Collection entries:
.....

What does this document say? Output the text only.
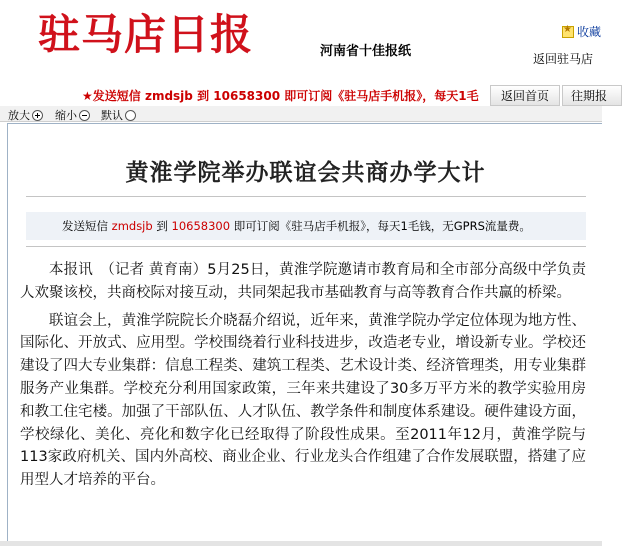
驻马店日报	河南省十佳报纸
★收藏
返回驻马店
★发送短信 zmdsjb 到 10658300 即可订阅《驻马店手机报》，每天1毛	返回首页	往期报
放大 缩小 默认
黄淮学院举办联谊会共商办学大计
发送短信 zmdsjb 到 10658300 即可订阅《驻马店手机报》，每天1毛钱，无GPRS流量费。

本报讯　（记者 黄育南）5月25日，黄淮学院邀请市教育局和全市部分高级中学负责人欢聚该校，共商校际对接互动，共同架起我市基础教育与高等教育合作共赢的桥梁。

联谊会上，黄淮学院院长介晓磊介绍说，近年来，黄淮学院办学定位体现为地方性、国际化、开放式、应用型。学校围绕着行业科技进步，改造老专业，增设新专业。学校还建设了四大专业集群：信息工程类、建筑工程类、艺术设计类、经济管理类，用专业集群服务产业集群。学校充分利用国家政策，三年来共建设了30多万平方米的教学实验用房和教工住宅楼。加强了干部队伍、人才队伍、教学条件和制度体系建设。硬件建设方面，学校绿化、美化、亮化和数字化已经取得了阶段性成果。至2011年12月，黄淮学院与113家政府机关、国内外高校、商业企业、行业龙头合作组建了合作发展联盟，搭建了应用型人才培养的平台。
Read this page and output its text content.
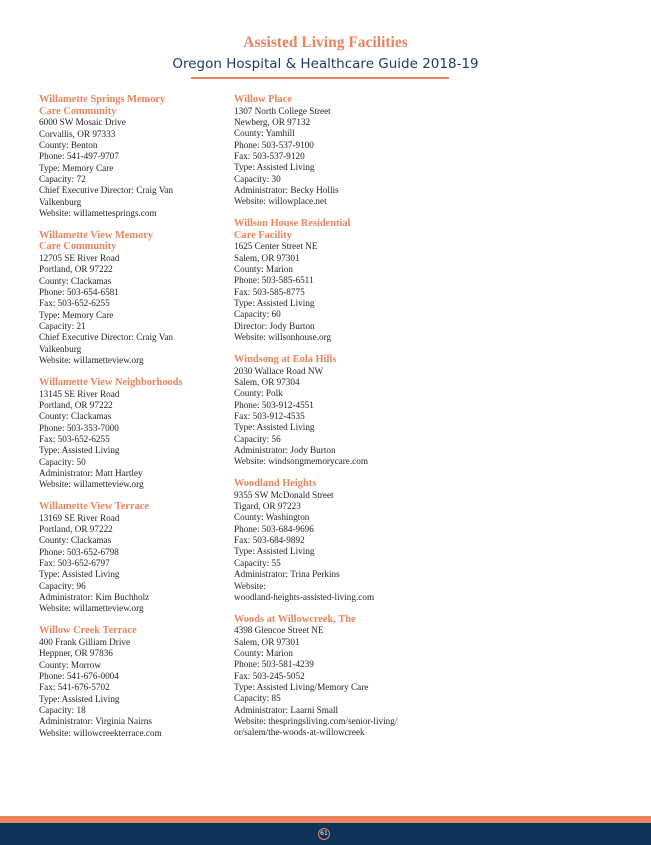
Assisted Living Facilities
Oregon Hospital & Healthcare Guide 2018-19
Willamette Springs Memory
Care Community
6000 SW Mosaic Drive
Corvallis, OR 97333
County: Benton
Phone: 541-497-9707
Type: Memory Care
Capacity: 72
Chief Executive Director: Craig Van
Valkenburg
Website: willamettesprings.com
Willamette View Memory
Care Community
12705 SE River Road
Portland, OR 97222
County: Clackamas
Phone: 503-654-6581
Fax: 503-652-6255
Type: Memory Care
Capacity: 21
Chief Executive Director: Craig Van
Valkenburg
Website: willametteview.org
Willamette View Neighborhoods
13145 SE River Road
Portland, OR 97222
County: Clackamas
Phone: 503-353-7000
Fax: 503-652-6255
Type: Assisted Living
Capacity: 50
Administrator: Matt Hartley
Website: willametteview.org
Willamette View Terrace
13169 SE River Road
Portland, OR 97222
County: Clackamas
Phone: 503-652-6798
Fax: 503-652-6797
Type: Assisted Living
Capacity: 96
Administrator: Kim Buchholz
Website: willametteview.org
Willow Creek Terrace
400 Frank Gilliam Drive
Heppner, OR 97836
County: Morrow
Phone: 541-676-0004
Fax: 541-676-5702
Type: Assisted Living
Capacity: 18
Administrator: Virginia Nairns
Website: willowcreekterrace.com
Willow Place
1307 North College Street
Newberg, OR 97132
County: Yamhill
Phone: 503-537-9100
Fax: 503-537-9120
Type: Assisted Living
Capacity: 30
Administrator: Becky Hollis
Website: willowplace.net
Willson House Residential
Care Facility
1625 Center Street NE
Salem, OR 97301
County: Marion
Phone: 503-585-6511
Fax: 503-585-8775
Type: Assisted Living
Capacity: 60
Director: Jody Burton
Website: willsonhouse.org
Windsong at Eola Hills
2030 Wallace Road NW
Salem, OR 97304
County: Polk
Phone: 503-912-4551
Fax: 503-912-4535
Type: Assisted Living
Capacity: 56
Administrator: Jody Burton
Website: windsongmemorycare.com
Woodland Heights
9355 SW McDonald Street
Tigard, OR 97223
County: Washington
Phone: 503-684-9696
Fax: 503-684-9892
Type: Assisted Living
Capacity: 55
Administrator: Trina Perkins
Website:
woodland-heights-assisted-living.com
Woods at Willowcreek, The
4398 Glencoe Street NE
Salem, OR 97301
County: Marion
Phone: 503-581-4239
Fax: 503-245-5052
Type: Assisted Living/Memory Care
Capacity: 85
Administrator: Laarni Small
Website: thespringsliving.com/senior-living/
or/salem/the-woods-at-willowcreek
61
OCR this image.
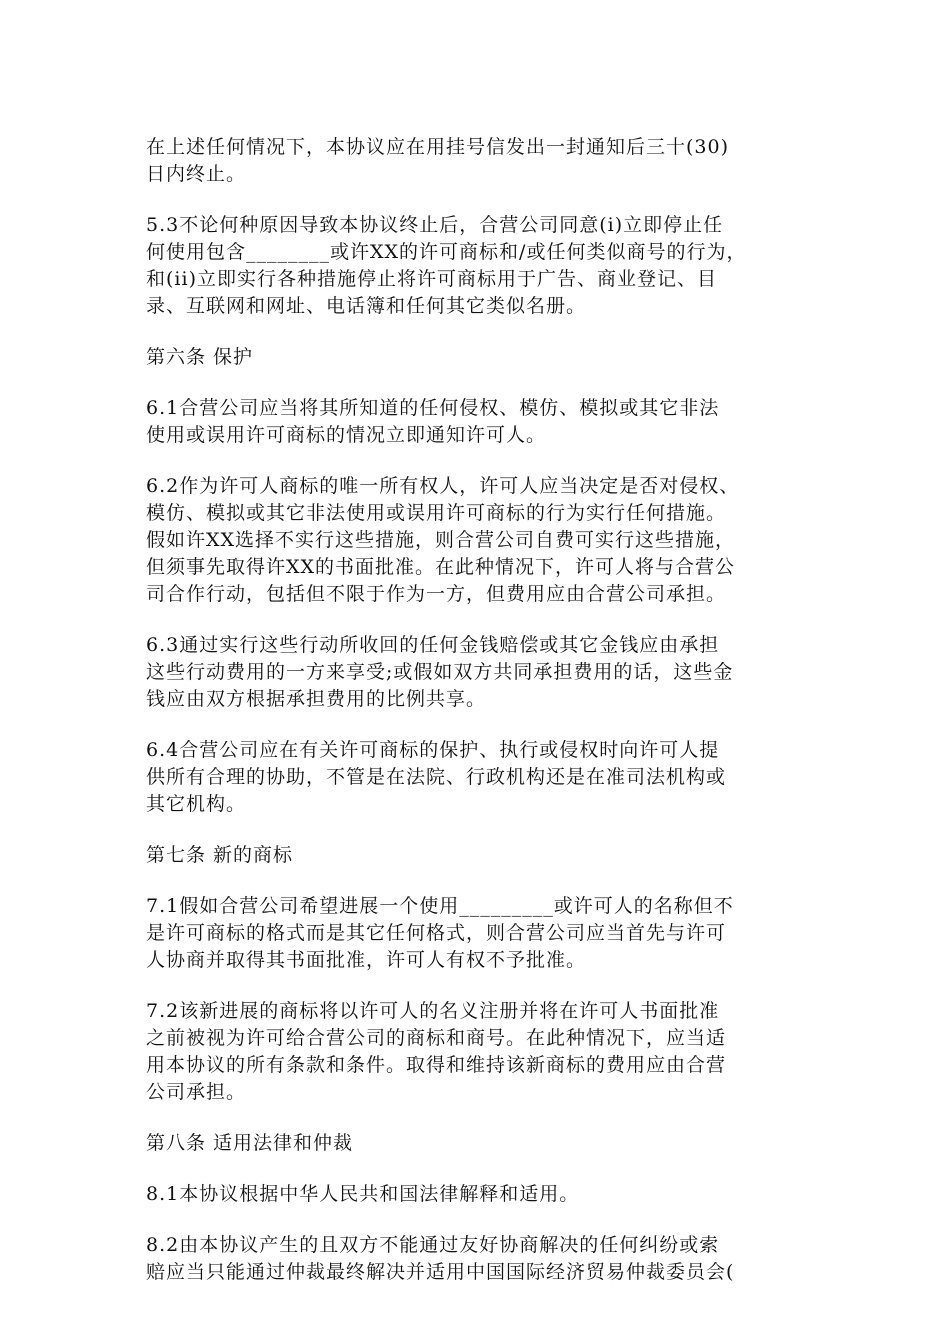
在上述任何情况下，本协议应在用挂号信发出一封通知后三十(30)
日内终止。

5.3不论何种原因导致本协议终止后，合营公司同意(i)立即停止任
何使用包含________或许XX的许可商标和/或任何类似商号的行为，
和(ii)立即实行各种措施停止将许可商标用于广告、商业登记、目
录、互联网和网址、电话簿和任何其它类似名册。

第六条 保护

6.1合营公司应当将其所知道的任何侵权、模仿、模拟或其它非法
使用或误用许可商标的情况立即通知许可人。

6.2作为许可人商标的唯一所有权人，许可人应当决定是否对侵权、
模仿、模拟或其它非法使用或误用许可商标的行为实行任何措施。
假如许XX选择不实行这些措施，则合营公司自费可实行这些措施，
但须事先取得许XX的书面批准。在此种情况下，许可人将与合营公
司合作行动，包括但不限于作为一方，但费用应由合营公司承担。

6.3通过实行这些行动所收回的任何金钱赔偿或其它金钱应由承担
这些行动费用的一方来享受;或假如双方共同承担费用的话，这些金
钱应由双方根据承担费用的比例共享。

6.4合营公司应在有关许可商标的保护、执行或侵权时向许可人提
供所有合理的协助，不管是在法院、行政机构还是在准司法机构或
其它机构。

第七条 新的商标

7.1假如合营公司希望进展一个使用_________或许可人的名称但不
是许可商标的格式而是其它任何格式，则合营公司应当首先与许可
人协商并取得其书面批准，许可人有权不予批准。

7.2该新进展的商标将以许可人的名义注册并将在许可人书面批准
之前被视为许可给合营公司的商标和商号。在此种情况下，应当适
用本协议的所有条款和条件。取得和维持该新商标的费用应由合营
公司承担。

第八条 适用法律和仲裁

8.1本协议根据中华人民共和国法律解释和适用。

8.2由本协议产生的且双方不能通过友好协商解决的任何纠纷或索
赔应当只能通过仲裁最终解决并适用中国国际经济贸易仲裁委员会(
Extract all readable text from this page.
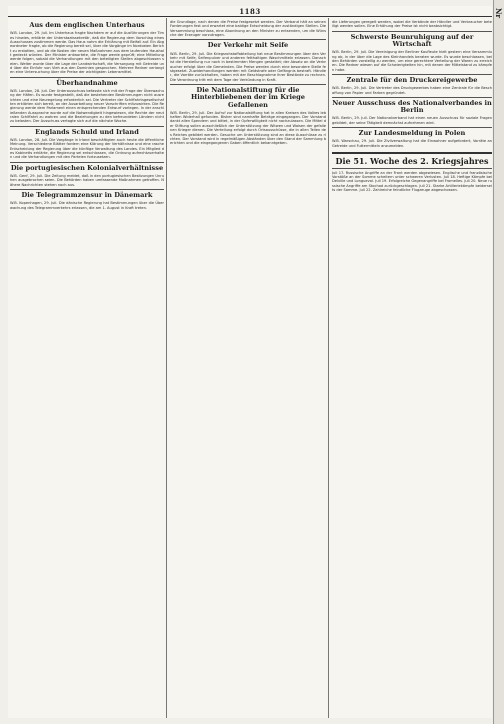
1183
Aus dem englischen Unterhaus

W.B. London, 29. Juli. Im Unterhaus fragte Nachdem er auf die Ausführungen der Times hinwies, erklärte der Unterstaatssekretär, daß die Regierung dem Vorschlag eines Ausschusses zustimmen werde. Das Haus nahm die Erklärung mit Beifall auf. Ein Abgeordneter fragte, ob die Regierung bereit sei, über die Vorgänge im Nordosten Bericht zu erstatten, und ob die Kosten der neuen Maßnahmen aus dem laufenden Haushalt gedeckt würden. Der Minister antwortete, die Frage werde geprüft; eine Mitteilung werde folgen, sobald die Verhandlungen mit den beteiligten Stellen abgeschlossen seien. Weiter wurde über die Lage der Landwirtschaft, die Versorgung mit Getreide und über die Einfuhr von Vieh aus den Dominien gesprochen. Mehrere Redner verlangten eine Untersuchung über die Preise der wichtigsten Lebensmittel.

Überhandnahme

W.B. London, 28. Juli. Der Unterausschuss befasste sich mit der Frage der Überwachung der Häfen. Es wurde festgestellt, daß die bestehenden Bestimmungen nicht ausreichten und eine Neuregelung erforderlich sei. Die Vertreter der Schiffahrtsgesellschaften erklärten sich bereit, an der Ausarbeitung neuer Vorschriften mitzuwirken. Die Regierung werde dem Parlament einen entsprechenden Entwurf vorlegen. In der anschließenden Aussprache wurde auf die Notwendigkeit hingewiesen, die Rechte der neutralen Schiffahrt zu wahren und die Beziehungen zu den befreundeten Ländern nicht zu belasten. Der Ausschuss vertagte sich auf die nächste Woche.

Englands Schuld und Irland

W.B. London, 28. Juli. Die Vorgänge in Irland beschäftigten auch heute die öffentliche Meinung. Verschiedene Blätter fordern eine Klärung der Verhältnisse und eine rasche Entscheidung der Regierung über die künftige Verwaltung des Landes. Ein Mitglied des Kabinetts erklärte, die Regierung sei entschlossen, die Ordnung aufrechtzuerhalten und die Verhandlungen mit den Parteien fortzusetzen.

Die portugiesischen Kolonialverhältnisse

W.B. Genf, 29. Juli. Die Zeitung meldet, daß in den portugiesischen Besitzungen Unruhen ausgebrochen seien. Die Behörden haben umfassende Maßnahmen getroffen. Nähere Nachrichten stehen noch aus.

Die Telegrammzensur in Dänemark

W.B. Kopenhagen, 29. Juli. Die dänische Regierung hat Bestimmungen über die Überwachung des Telegrammverkehrs erlassen, die am 1. August in Kraft treten.

die Grundlage, nach denen die Preise festgesetzt werden. Der Verband hält an seinen Forderungen fest und erwartet eine baldige Entscheidung der zuständigen Stellen. Die Versammlung beschloss, eine Abordnung an den Minister zu entsenden, um die Wünsche der Erzeuger vorzutragen.

Der Verkehr mit Seife

W.B. Berlin, 29. Juli. Die Kriegsrohstoffabteilung hat neue Bestimmungen über den Verkehr mit Seife, Seifenpulver und anderen fetthaltigen Waschmitteln erlassen. Danach ist die Herstellung nur noch in bestimmten Mengen gestattet; der Absatz an die Verbraucher erfolgt über die Gemeinden. Die Preise werden durch eine besondere Stelle festgesetzt. Zuwiderhandlungen werden mit Geldstrafe oder Gefängnis bestraft. Händler, die Vorräte zurückhalten, haben mit der Beschlagnahme ihrer Bestände zu rechnen. Die Verordnung tritt mit dem Tage der Verkündung in Kraft.

Die Nationalstiftung für die Hinterbliebenen der im Kriege Gefallenen

W.B. Berlin, 29. Juli. Der Aufruf zur Nationalstiftung hat in allen Kreisen des Volkes lebhaften Widerhall gefunden. Bisher sind namhafte Beträge eingegangen. Der Vorstand dankt allen Spendern und bittet, in der Opferwilligkeit nicht nachzulassen. Die Mittel der Stiftung sollen ausschließlich der Unterstützung der Witwen und Waisen der gefallenen Krieger dienen. Die Verteilung erfolgt durch Ortsausschüsse, die in allen Teilen des Reiches gebildet werden. Gesuche um Unterstützung sind an diese Ausschüsse zu richten. Der Vorstand wird in regelmäßigen Abständen über den Stand der Sammlung berichten und die eingegangenen Gaben öffentlich bekanntgeben.

die Lieferungen geregelt werden, wobei die Verbände der Händler und Verbraucher beteiligt werden sollen. Eine Erhöhung der Preise ist nicht beabsichtigt.

Schwerste Beunruhigung auf der Wirtschaft

W.B. Berlin, 29. Juli. Die Vereinigung der Berliner Kaufleute hielt gestern eine Versammlung ab, in der über die Lage des Kleinhandels beraten wurde. Es wurde beschlossen, bei den Behörden vorstellig zu werden, um eine gerechtere Verteilung der Waren zu erreichen. Die Redner wiesen auf die Schwierigkeiten hin, mit denen der Mittelstand zu kämpfen habe.

Zentrale für den Druckereigewerbe

W.B. Berlin, 29. Juli. Die Vertreter des Druckgewerbes haben eine Zentrale für die Beschaffung von Papier und Farben gegründet.

Neuer Ausschuss des Nationalverbandes in Berlin

W.B. Berlin, 29. Juli. Der Nationalverband hat einen neuen Ausschuss für soziale Fragen gebildet, der seine Tätigkeit demnächst aufnehmen wird.

Zur Landesmeldung in Polen

W.B. Warschau, 29. Juli. Die Zivilverwaltung hat die Einwohner aufgefordert, Vorräte an Getreide und Futtermitteln anzumelden.

Die 51. Woche des 2. Kriegsjahres

Juli 17. Russische Angriffe an der Front werden abgewiesen. Englische und französische Vorstöße an der Somme scheitern unter schweren Verlusten. Juli 18. Heftige Kämpfe bei Delville und Longueval. Juli 19. Erfolgreiche Gegenangriffe bei Fromelles. Juli 20. Neue russische Angriffe am Stochod zurückgeschlagen. Juli 21. Starke Artilleriekämpfe beiderseits der Somme. Juli 22. Zahlreiche feindliche Flugzeuge abgeschossen.

Nr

.....

Count every line in the data where the string "zmdsjb" occurs. Give nothing except the number.

:: ANSWER BELOW ::
2